Requirement:
Copy every line, leaving nothing out and adding nothing.

Data supplied:
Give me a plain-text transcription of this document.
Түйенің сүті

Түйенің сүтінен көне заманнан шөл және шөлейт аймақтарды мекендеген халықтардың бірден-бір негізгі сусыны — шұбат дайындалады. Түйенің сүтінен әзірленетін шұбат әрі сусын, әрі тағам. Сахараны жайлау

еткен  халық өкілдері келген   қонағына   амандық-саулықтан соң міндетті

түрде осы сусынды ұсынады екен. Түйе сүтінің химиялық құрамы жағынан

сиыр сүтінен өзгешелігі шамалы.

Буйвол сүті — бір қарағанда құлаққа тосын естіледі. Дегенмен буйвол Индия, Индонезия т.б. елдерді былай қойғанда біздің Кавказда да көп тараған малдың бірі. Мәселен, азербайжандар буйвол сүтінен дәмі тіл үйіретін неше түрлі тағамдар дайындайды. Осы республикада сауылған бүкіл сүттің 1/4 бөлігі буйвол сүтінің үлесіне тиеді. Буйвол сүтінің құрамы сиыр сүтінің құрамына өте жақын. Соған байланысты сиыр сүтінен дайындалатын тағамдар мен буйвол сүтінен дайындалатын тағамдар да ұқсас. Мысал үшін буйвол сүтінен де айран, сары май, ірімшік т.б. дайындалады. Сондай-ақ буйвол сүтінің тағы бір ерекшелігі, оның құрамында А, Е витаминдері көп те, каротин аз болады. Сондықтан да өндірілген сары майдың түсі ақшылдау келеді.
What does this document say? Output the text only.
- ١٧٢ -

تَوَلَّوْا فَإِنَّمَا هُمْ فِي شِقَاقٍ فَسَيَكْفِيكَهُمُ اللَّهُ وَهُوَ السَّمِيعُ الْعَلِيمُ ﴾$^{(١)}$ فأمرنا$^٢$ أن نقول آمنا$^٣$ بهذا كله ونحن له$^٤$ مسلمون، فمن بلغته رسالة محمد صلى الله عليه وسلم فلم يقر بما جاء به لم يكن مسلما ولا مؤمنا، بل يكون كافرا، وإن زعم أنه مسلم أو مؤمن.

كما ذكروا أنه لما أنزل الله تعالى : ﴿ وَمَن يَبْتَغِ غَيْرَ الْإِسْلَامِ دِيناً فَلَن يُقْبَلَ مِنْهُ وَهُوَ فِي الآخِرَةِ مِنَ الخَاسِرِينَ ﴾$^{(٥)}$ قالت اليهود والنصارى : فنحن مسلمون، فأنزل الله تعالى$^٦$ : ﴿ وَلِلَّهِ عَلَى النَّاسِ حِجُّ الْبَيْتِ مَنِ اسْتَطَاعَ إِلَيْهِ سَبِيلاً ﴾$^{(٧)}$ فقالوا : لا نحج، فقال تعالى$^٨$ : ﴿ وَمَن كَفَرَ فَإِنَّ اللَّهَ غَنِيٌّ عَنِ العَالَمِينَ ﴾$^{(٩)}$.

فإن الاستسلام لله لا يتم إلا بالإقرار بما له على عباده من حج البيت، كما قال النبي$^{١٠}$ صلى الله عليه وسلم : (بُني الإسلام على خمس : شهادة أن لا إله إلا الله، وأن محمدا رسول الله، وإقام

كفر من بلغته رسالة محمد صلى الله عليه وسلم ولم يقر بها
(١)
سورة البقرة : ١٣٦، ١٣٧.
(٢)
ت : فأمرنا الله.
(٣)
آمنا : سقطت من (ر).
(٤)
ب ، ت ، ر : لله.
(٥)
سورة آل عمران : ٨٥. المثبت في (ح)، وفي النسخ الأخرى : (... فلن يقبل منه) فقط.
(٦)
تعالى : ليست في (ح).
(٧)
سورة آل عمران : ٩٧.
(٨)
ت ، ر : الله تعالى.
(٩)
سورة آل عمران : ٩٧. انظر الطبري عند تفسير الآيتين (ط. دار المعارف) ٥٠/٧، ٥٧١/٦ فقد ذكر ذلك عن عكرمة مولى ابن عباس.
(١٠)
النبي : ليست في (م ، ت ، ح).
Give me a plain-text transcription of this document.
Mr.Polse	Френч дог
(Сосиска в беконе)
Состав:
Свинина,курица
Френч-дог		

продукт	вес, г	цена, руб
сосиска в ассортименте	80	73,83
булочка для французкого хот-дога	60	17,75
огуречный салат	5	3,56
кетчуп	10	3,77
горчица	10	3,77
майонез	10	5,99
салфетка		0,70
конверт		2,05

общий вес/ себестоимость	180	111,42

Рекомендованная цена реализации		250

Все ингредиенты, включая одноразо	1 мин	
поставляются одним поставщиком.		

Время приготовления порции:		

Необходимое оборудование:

Exercise answer:
Give me a plain-text transcription of this document.
Түйенің сүті

Түйенің сүтінен көне заманнан шөл және шөлейт аймақтарды мекендеген халықтардың бірден-бір негізгі сусыны — шұбат дайындалады. Түйенің сүтінен әзірленетін шұбат әрі сусын, әрі тағам. Сахараны жайлау

еткен  халық өкілдері келген   қонағына   амандық-саулықтан соң міндетті

түрде осы сусынды ұсынады екен. Түйе сүтінің химиялық құрамы жағынан

сиыр сүтінен өзгешелігі шамалы.

Буйвол сүті — бір қарағанда құлаққа тосын естіледі. Дегенмен буйвол Индия, Индонезия т.б. елдерді былай қойғанда біздің Кавказда да көп тараған малдың бірі. Мәселен, азербайжандар буйвол сүтінен дәмі тіл үйіретін неше түрлі тағамдар дайындайды. Осы республикада сауылған бүкіл сүттің 1/4 бөлігі буйвол сүтінің үлесіне тиеді. Буйвол сүтінің құрамы сиыр сүтінің құрамына өте жақын. Соған байланысты сиыр сүтінен дайындалатын тағамдар мен буйвол сүтінен дайындалатын тағамдар да ұқсас. Мысал үшін буйвол сүтінен де айран, сары май, ірімшік т.б. дайындалады. Сондай-ақ буйвол сүтінің тағы бір ерекшелігі, оның құрамында А, Е витаминдері көп те, каротин аз болады. Сондықтан да өндірілген сары майдың түсі ақшылдау келеді.
What does this document say? Output the text only.
- ١٧٢ -

تَوَلَّوْا فَإِنَّمَا هُمْ فِي شِقَاقٍ فَسَيَكْفِيكَهُمُ اللَّهُ وَهُوَ السَّمِيعُ الْعَلِيمُ ﴾$^{(١)}$ فأمرنا$^٢$ أن نقول آمنا$^٣$ بهذا كله ونحن له$^٤$ مسلمون، فمن بلغته رسالة محمد صلى الله عليه وسلم فلم يقر بما جاء به لم يكن مسلما ولا مؤمنا، بل يكون كافرا، وإن زعم أنه مسلم أو مؤمن.

كما ذكروا أنه لما أنزل الله تعالى : ﴿ وَمَن يَبْتَغِ غَيْرَ الْإِسْلَامِ دِيناً فَلَن يُقْبَلَ مِنْهُ وَهُوَ فِي الآخِرَةِ مِنَ الخَاسِرِينَ ﴾$^{(٥)}$ قالت اليهود والنصارى : فنحن مسلمون، فأنزل الله تعالى$^٦$ : ﴿ وَلِلَّهِ عَلَى النَّاسِ حِجُّ الْبَيْتِ مَنِ اسْتَطَاعَ إِلَيْهِ سَبِيلاً ﴾$^{(٧)}$ فقالوا : لا نحج، فقال تعالى$^٨$ : ﴿ وَمَن كَفَرَ فَإِنَّ اللَّهَ غَنِيٌّ عَنِ العَالَمِينَ ﴾$^{(٩)}$.

فإن الاستسلام لله لا يتم إلا بالإقرار بما له على عباده من حج البيت، كما قال النبي$^{١٠}$ صلى الله عليه وسلم : (بُني الإسلام على خمس : شهادة أن لا إله إلا الله، وأن محمدا رسول الله، وإقام

كفر من بلغته رسالة محمد صلى الله عليه وسلم ولم يقر بها
(١)
سورة البقرة : ١٣٦، ١٣٧.
(٢)
ت : فأمرنا الله.
(٣)
آمنا : سقطت من (ر).
(٤)
ب ، ت ، ر : لله.
(٥)
سورة آل عمران : ٨٥. المثبت في (ح)، وفي النسخ الأخرى : (... فلن يقبل منه) فقط.
(٦)
تعالى : ليست في (ح).
(٧)
سورة آل عمران : ٩٧.
(٨)
ت ، ر : الله تعالى.
(٩)
سورة آل عمران : ٩٧. انظر الطبري عند تفسير الآيتين (ط. دار المعارف) ٥٠/٧، ٥٧١/٦ فقد ذكر ذلك عن عكرمة مولى ابن عباس.
(١٠)
النبي : ليست في (م ، ت ، ح).
Give me a plain-text transcription of this document.
Mr.Polse	Френч дог
(Сосиска в беконе)
Состав:
Свинина,курица
Френч-дог		

продукт	вес, г	цена, руб
сосиска в ассортименте	80	73,83
булочка для французкого хот-дога	60	17,75
огуречный салат	5	3,56
кетчуп	10	3,77
горчица	10	3,77
майонез	10	5,99
салфетка		0,70
конверт		2,05

общий вес/ себестоимость	180	111,42

Рекомендованная цена реализации		250

Все ингредиенты, включая одноразо	1 мин	
поставляются одним поставщиком.		

Время приготовления порции:		

Необходимое оборудование:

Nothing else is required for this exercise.